§ Instructions for the task: Your task is to transcribe all of the records exactly and leave out the pictures.

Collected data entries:
......

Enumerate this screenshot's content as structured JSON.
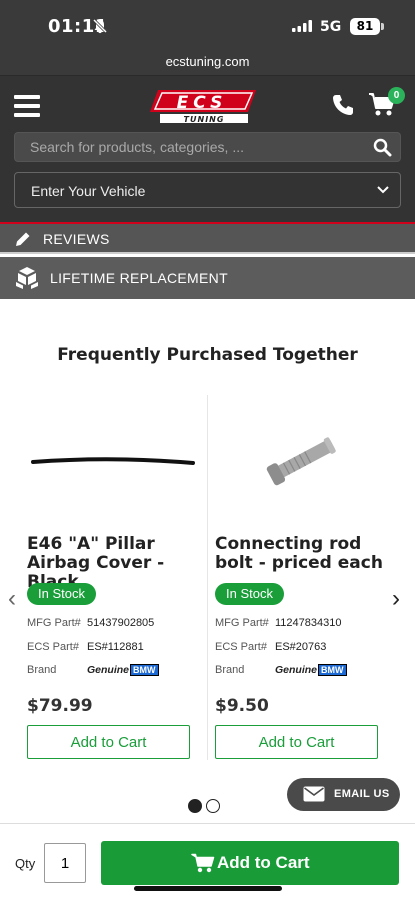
{
  "status_bar": {
    "time": "01:11",
    "network": "5G",
    "battery": "81"
  },
  "url": "ecstuning.com",
  "header": {
    "logo_text_top": "ECS",
    "logo_text_bottom": "TUNING",
    "cart_count": "0",
    "search_placeholder": "Search for products, categories, ...",
    "vehicle_select": "Enter Your Vehicle"
  },
  "bars": {
    "reviews": "REVIEWS",
    "lifetime": "LIFETIME REPLACEMENT"
  },
  "section_title": "Frequently Purchased Together",
  "products": [
    {
      "name": "E46 \"A\" Pillar Airbag Cover - Black",
      "stock": "In Stock",
      "mfg_label": "MFG Part#",
      "mfg": "51437902805",
      "ecs_label": "ECS Part#",
      "ecs": "ES#112881",
      "brand_label": "Brand",
      "brand": "Genuine",
      "brand_badge": "BMW",
      "price": "$79.99",
      "button": "Add to Cart"
    },
    {
      "name": "Connecting rod bolt - priced each",
      "stock": "In Stock",
      "mfg_label": "MFG Part#",
      "mfg": "11247834310",
      "ecs_label": "ECS Part#",
      "ecs": "ES#20763",
      "brand_label": "Brand",
      "brand": "Genuine",
      "brand_badge": "BMW",
      "price": "$9.50",
      "button": "Add to Cart"
    }
  ],
  "carousel": {
    "prev": "‹",
    "next": "›"
  },
  "email_us": "EMAIL US",
  "footer": {
    "qty_label": "Qty",
    "qty_value": "1",
    "add_to_cart": "Add to Cart"
  },
  "colors": {
    "accent_green": "#1a9e3a",
    "brand_red": "#d0021b",
    "header_bg": "#333333"
  }
}
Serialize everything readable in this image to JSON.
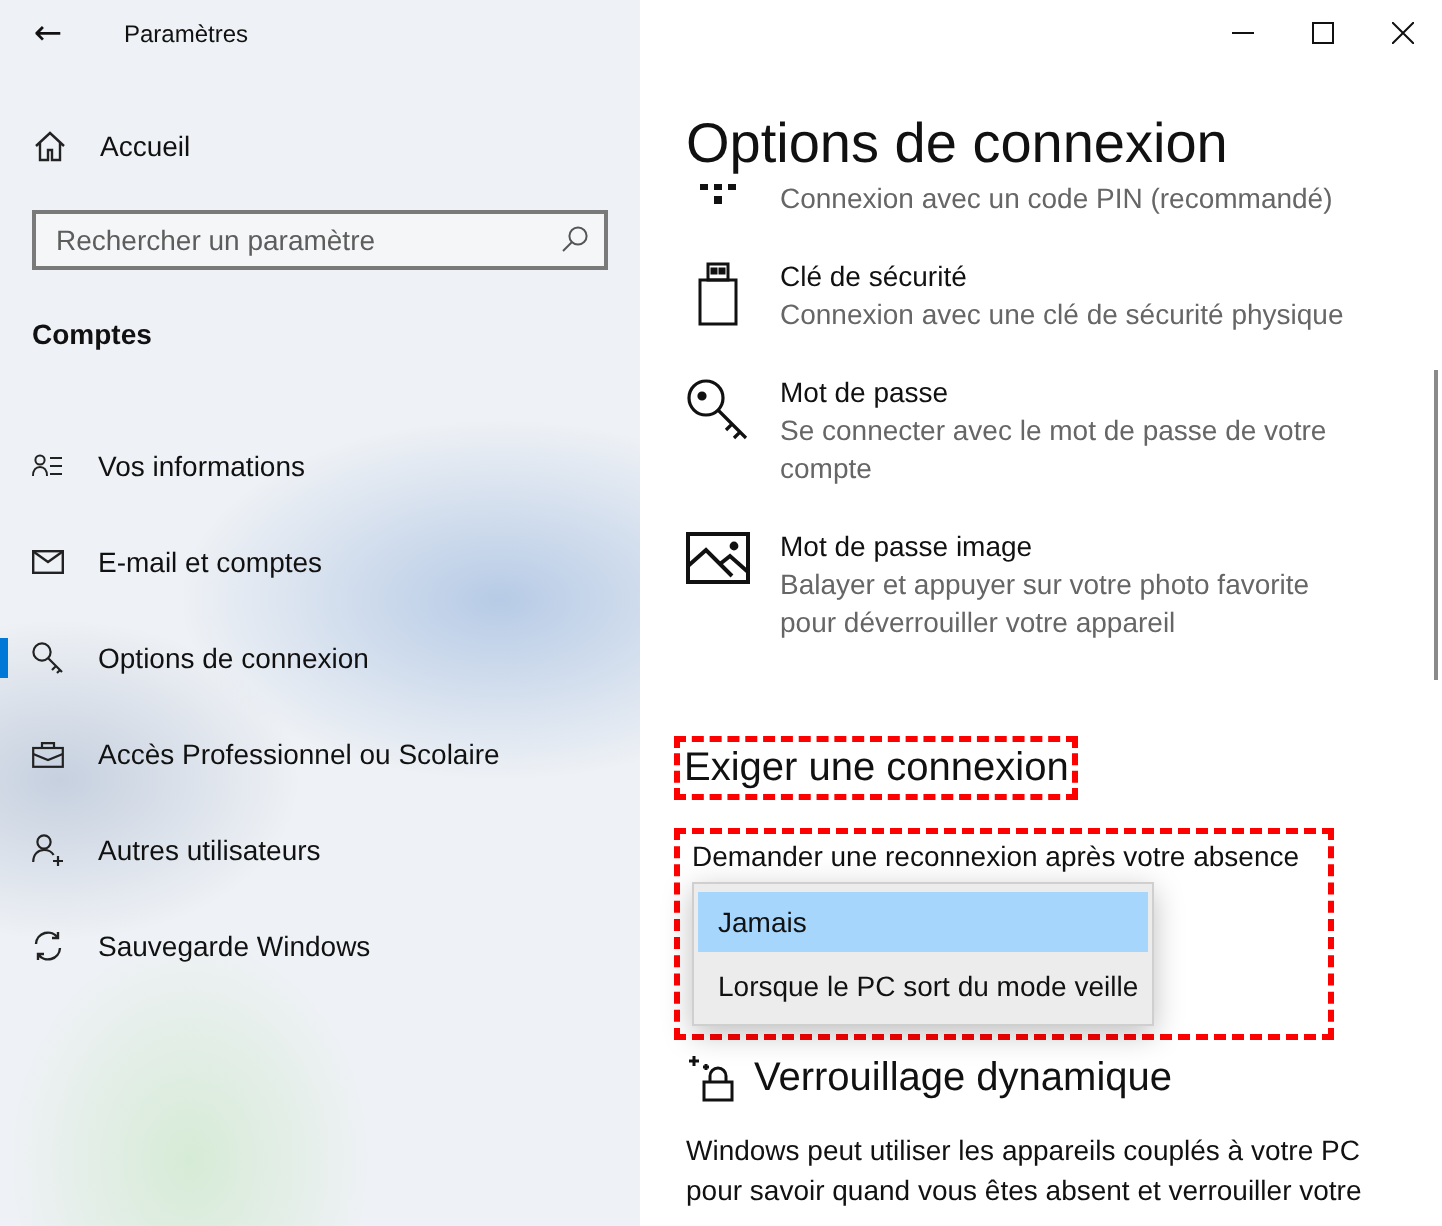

......

§ Task solution:
Enumerate this screenshot's content as structured JSON.
{
  "status_bar": {
    "time": "01:11",
    "network": "5G",
    "battery": "81"
  },
  "url": "ecstuning.com",
  "header": {
    "logo_text_top": "ECS",
    "logo_text_bottom": "TUNING",
    "cart_count": "0",
    "search_placeholder": "Search for products, categories, ...",
    "vehicle_select": "Enter Your Vehicle"
  },
  "bars": {
    "reviews": "REVIEWS",
    "lifetime": "LIFETIME REPLACEMENT"
  },
  "section_title": "Frequently Purchased Together",
  "products": [
    {
      "name": "E46 \"A\" Pillar Airbag Cover - Black",
      "stock": "In Stock",
      "mfg_label": "MFG Part#",
      "mfg": "51437902805",
      "ecs_label": "ECS Part#",
      "ecs": "ES#112881",
      "brand_label": "Brand",
      "brand": "Genuine",
      "brand_badge": "BMW",
      "price": "$79.99",
      "button": "Add to Cart"
    },
    {
      "name": "Connecting rod bolt - priced each",
      "stock": "In Stock",
      "mfg_label": "MFG Part#",
      "mfg": "11247834310",
      "ecs_label": "ECS Part#",
      "ecs": "ES#20763",
      "brand_label": "Brand",
      "brand": "Genuine",
      "brand_badge": "BMW",
      "price": "$9.50",
      "button": "Add to Cart"
    }
  ],
  "carousel": {
    "prev": "‹",
    "next": "›"
  },
  "email_us": "EMAIL US",
  "footer": {
    "qty_label": "Qty",
    "qty_value": "1",
    "add_to_cart": "Add to Cart"
  },
  "colors": {
    "accent_green": "#1a9e3a",
    "brand_red": "#d0021b",
    "header_bg": "#333333"
  }
}
Serialize everything readable in this image to JSON.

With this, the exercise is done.